* SET TASK *
Give the number of lines in the data that contain "JSON", and nothing more.

* ROWS *
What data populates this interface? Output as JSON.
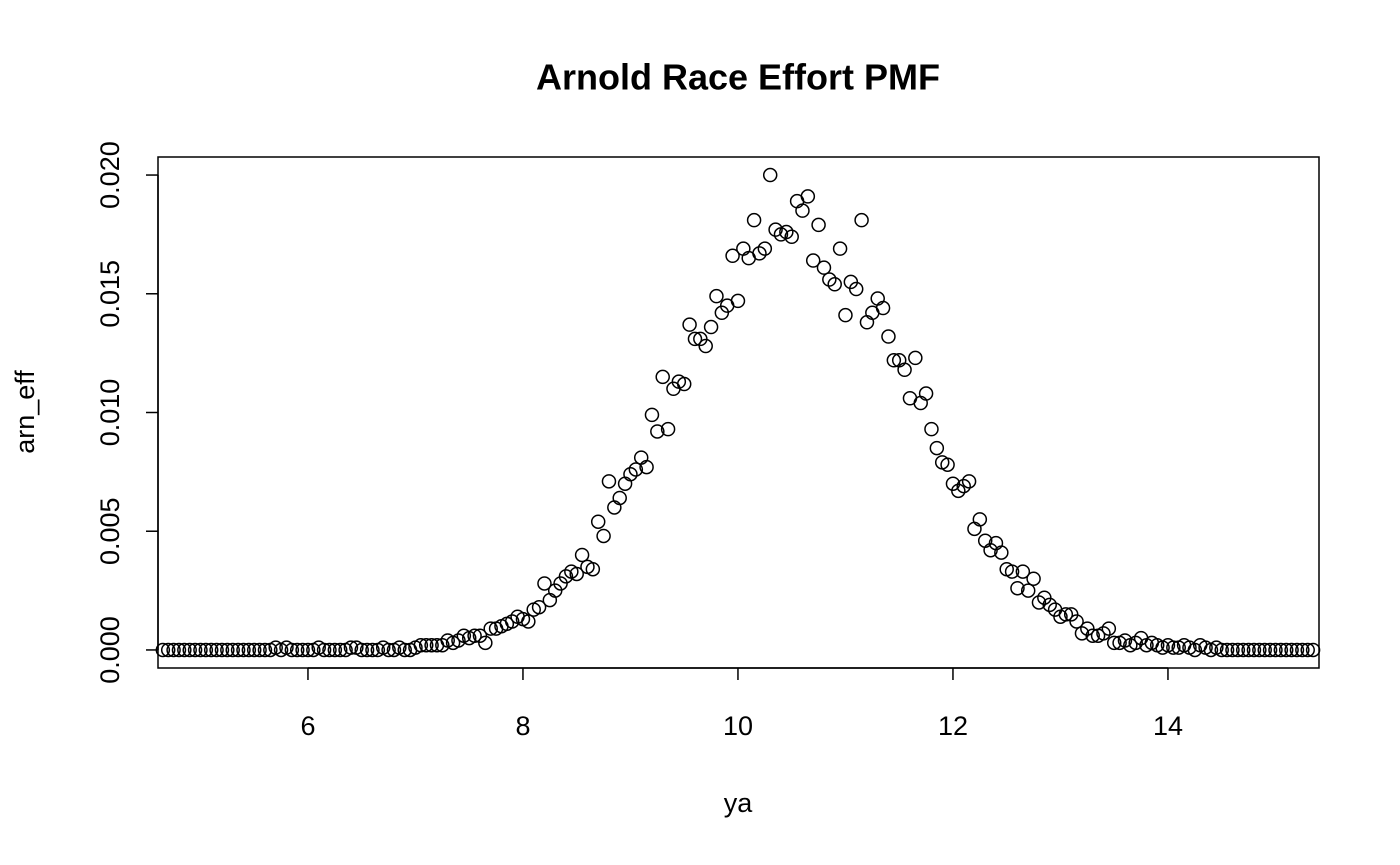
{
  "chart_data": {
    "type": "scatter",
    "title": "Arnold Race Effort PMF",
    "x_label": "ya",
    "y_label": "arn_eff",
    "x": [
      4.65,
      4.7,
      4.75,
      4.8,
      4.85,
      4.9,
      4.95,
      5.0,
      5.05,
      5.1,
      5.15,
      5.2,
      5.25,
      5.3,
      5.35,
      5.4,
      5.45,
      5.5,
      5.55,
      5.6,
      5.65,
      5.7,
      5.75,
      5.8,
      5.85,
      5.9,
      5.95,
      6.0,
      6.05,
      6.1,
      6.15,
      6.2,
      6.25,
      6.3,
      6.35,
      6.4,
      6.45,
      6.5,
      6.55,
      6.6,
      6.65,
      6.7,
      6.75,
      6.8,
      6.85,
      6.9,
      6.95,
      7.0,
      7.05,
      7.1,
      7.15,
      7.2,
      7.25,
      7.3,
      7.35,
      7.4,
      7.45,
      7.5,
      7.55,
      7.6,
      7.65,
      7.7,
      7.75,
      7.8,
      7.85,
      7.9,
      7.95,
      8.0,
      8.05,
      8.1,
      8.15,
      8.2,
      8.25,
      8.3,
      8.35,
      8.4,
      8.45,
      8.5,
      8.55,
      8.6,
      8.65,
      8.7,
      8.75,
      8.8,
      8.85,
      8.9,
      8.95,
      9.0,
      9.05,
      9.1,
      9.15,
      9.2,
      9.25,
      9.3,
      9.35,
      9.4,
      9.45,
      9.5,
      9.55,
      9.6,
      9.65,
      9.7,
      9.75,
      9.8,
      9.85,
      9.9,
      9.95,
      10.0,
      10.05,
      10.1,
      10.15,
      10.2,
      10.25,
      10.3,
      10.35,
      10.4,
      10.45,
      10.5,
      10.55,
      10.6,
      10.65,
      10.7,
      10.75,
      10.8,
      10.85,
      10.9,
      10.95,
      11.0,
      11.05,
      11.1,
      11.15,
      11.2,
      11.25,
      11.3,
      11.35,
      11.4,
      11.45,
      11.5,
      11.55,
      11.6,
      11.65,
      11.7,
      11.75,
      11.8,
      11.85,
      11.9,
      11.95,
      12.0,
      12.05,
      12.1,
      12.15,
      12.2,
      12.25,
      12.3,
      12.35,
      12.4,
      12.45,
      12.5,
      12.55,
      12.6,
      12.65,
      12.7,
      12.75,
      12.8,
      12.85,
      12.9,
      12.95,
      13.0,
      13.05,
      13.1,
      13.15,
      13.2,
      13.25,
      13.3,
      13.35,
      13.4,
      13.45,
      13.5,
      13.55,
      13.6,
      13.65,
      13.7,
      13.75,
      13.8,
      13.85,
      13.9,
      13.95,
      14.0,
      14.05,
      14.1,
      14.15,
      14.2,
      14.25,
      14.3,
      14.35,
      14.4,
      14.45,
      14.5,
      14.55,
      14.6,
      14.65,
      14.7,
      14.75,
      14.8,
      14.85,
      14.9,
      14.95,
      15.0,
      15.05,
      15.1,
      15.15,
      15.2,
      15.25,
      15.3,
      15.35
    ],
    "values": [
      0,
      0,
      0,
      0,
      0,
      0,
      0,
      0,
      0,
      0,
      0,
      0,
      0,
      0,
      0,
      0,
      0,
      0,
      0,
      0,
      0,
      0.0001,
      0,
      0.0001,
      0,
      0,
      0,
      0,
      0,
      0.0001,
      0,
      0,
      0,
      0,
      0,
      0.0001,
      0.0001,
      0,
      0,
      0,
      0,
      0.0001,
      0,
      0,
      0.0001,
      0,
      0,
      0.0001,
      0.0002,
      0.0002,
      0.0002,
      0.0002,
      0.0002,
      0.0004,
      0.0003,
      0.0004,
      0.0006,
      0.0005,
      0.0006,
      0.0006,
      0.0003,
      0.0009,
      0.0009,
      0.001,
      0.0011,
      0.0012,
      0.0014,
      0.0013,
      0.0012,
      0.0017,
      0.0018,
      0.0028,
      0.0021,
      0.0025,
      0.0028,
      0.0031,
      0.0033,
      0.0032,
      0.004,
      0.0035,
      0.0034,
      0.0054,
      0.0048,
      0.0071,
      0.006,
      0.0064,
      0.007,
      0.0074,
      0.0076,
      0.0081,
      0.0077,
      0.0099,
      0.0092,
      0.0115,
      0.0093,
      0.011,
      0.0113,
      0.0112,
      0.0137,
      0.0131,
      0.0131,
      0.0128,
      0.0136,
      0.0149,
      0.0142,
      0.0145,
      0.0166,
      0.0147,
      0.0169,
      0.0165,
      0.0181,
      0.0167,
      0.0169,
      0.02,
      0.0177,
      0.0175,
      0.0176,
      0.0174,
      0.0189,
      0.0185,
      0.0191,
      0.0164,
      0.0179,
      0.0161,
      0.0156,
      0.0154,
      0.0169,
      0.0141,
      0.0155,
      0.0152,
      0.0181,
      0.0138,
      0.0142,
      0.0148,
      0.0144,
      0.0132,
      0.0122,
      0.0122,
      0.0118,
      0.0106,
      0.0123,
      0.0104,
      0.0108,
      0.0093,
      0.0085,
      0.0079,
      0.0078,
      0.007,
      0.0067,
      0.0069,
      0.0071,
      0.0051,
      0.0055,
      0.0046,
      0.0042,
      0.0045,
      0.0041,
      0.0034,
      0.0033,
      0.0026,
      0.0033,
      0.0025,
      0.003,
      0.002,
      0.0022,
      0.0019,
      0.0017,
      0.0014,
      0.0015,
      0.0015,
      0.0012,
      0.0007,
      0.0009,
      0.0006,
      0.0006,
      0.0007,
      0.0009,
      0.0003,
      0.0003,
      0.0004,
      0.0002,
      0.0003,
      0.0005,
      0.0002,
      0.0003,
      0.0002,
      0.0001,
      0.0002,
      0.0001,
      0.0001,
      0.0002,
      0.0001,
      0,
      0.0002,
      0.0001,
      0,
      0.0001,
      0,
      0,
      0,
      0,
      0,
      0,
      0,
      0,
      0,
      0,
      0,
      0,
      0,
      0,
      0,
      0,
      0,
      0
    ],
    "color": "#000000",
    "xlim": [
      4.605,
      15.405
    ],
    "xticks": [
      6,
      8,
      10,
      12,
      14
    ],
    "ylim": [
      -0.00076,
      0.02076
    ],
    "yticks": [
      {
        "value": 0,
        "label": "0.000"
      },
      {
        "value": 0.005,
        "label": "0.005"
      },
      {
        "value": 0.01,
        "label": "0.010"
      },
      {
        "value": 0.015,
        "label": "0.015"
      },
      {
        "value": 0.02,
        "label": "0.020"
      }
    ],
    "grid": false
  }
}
...
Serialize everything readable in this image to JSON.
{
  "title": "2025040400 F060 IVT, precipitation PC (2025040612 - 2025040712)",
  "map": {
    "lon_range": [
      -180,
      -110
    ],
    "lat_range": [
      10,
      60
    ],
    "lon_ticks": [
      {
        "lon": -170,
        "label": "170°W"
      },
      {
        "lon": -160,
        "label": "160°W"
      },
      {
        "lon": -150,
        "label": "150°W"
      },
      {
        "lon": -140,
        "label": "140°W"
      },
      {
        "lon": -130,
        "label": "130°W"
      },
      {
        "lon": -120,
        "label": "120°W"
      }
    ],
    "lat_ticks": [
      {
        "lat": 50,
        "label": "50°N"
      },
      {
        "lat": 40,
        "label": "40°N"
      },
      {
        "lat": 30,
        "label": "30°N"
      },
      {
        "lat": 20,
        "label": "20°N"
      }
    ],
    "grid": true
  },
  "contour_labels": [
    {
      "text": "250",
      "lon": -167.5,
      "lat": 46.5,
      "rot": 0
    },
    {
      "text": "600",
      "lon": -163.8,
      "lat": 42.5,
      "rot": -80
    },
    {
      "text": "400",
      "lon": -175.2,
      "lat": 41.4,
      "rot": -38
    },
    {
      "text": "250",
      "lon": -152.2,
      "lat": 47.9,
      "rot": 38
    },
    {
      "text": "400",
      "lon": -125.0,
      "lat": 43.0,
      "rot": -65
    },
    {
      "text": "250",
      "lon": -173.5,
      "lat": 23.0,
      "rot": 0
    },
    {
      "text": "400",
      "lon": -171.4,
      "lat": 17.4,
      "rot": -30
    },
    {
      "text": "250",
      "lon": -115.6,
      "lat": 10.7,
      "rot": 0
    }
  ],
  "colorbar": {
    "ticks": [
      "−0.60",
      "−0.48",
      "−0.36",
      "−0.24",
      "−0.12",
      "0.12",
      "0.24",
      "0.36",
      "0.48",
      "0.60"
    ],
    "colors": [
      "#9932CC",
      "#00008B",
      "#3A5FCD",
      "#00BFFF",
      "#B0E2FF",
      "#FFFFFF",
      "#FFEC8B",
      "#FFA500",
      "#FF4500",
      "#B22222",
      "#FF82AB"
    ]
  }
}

* COMPLETE OUTPUT *
2